:: WHAT THE EXERCISE ASKS ::
Count every line where "informace" shows up, and give that number only.

:: STORED DATA ::
::::

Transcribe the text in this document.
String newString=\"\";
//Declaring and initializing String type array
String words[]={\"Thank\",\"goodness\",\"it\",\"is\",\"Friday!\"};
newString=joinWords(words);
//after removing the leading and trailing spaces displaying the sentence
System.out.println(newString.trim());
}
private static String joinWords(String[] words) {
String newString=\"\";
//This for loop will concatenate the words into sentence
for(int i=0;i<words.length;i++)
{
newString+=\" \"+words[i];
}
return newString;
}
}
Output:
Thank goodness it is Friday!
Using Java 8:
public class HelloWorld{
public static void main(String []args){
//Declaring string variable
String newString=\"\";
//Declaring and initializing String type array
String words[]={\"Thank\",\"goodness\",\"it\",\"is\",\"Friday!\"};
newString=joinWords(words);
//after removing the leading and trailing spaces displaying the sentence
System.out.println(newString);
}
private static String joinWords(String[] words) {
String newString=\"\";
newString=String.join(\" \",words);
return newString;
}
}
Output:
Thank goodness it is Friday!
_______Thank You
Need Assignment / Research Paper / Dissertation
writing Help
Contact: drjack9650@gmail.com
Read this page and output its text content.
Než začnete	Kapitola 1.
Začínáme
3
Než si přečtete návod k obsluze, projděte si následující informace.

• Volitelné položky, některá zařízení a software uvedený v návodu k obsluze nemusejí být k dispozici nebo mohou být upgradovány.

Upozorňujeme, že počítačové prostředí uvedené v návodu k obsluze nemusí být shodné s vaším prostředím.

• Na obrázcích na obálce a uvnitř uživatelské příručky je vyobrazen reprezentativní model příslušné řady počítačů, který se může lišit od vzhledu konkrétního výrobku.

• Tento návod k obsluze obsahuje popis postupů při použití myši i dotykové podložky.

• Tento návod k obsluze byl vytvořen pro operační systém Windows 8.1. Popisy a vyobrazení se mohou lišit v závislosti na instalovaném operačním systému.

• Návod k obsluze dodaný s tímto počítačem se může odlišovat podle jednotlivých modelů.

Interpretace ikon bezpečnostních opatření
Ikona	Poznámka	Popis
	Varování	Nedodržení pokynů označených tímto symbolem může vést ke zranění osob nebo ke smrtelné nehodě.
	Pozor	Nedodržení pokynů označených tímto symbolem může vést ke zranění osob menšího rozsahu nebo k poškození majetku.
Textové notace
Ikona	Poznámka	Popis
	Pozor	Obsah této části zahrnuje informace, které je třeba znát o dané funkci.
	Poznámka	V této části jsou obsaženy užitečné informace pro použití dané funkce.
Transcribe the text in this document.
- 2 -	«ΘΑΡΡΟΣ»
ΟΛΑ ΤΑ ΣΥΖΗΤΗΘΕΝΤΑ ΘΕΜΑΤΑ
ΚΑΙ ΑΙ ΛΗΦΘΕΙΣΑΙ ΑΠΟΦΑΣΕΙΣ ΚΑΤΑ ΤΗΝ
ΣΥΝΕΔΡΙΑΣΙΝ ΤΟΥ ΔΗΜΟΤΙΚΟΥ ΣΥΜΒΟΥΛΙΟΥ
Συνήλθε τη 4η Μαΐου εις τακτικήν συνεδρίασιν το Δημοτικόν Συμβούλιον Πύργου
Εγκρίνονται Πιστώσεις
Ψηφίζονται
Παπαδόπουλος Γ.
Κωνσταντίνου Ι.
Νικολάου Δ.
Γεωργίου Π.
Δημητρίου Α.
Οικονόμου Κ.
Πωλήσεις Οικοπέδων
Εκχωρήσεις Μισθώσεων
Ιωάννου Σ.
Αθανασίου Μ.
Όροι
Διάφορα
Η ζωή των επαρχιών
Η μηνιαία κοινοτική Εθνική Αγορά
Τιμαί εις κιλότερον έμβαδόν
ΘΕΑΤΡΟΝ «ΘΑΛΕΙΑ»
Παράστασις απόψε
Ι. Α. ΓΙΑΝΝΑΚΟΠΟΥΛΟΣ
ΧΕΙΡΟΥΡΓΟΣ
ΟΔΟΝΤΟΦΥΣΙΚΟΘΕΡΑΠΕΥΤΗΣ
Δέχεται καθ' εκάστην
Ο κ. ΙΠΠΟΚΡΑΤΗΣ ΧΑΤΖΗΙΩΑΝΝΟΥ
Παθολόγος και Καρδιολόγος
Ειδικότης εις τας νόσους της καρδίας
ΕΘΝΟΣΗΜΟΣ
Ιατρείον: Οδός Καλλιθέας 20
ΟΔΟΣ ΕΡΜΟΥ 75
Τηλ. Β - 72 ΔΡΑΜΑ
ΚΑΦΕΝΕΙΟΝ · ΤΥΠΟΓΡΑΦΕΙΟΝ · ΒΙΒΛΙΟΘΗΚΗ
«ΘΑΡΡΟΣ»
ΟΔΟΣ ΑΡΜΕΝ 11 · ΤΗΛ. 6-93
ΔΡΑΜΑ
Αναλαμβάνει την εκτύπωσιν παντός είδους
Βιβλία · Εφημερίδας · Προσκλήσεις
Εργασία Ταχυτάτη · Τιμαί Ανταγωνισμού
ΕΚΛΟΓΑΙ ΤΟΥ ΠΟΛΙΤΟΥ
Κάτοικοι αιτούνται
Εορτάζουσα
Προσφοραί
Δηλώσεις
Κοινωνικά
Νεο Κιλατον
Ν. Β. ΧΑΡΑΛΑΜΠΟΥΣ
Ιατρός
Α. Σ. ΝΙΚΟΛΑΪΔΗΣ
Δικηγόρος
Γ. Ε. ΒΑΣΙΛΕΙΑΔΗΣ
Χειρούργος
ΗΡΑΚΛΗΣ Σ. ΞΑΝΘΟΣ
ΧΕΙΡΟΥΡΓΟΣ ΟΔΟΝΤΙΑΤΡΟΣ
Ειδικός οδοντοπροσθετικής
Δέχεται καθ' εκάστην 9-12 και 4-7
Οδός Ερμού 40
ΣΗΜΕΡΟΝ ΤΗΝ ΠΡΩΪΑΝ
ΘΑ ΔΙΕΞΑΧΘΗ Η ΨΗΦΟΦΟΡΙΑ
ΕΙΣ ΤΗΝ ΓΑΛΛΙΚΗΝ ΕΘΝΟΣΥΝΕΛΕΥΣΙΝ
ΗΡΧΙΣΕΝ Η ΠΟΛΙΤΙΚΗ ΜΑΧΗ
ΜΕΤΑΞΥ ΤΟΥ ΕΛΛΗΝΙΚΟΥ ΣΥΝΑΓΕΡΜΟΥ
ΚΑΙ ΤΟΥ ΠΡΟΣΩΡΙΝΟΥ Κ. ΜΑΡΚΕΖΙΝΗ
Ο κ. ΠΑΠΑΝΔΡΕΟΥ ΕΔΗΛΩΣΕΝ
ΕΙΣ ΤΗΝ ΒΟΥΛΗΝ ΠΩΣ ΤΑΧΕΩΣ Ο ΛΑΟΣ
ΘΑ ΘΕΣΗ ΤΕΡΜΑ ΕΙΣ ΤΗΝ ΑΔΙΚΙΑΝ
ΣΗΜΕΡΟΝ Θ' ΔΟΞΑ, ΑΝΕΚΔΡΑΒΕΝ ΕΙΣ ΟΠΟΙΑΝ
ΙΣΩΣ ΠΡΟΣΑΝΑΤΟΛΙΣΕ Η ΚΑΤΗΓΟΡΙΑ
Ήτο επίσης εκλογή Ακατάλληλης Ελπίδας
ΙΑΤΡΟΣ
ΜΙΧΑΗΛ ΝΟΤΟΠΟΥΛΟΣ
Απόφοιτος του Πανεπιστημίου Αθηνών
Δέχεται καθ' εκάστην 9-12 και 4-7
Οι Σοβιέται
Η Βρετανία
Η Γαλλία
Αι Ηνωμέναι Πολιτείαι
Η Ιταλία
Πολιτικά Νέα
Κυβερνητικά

::::

:: PROBLEM SOLUTION ::
3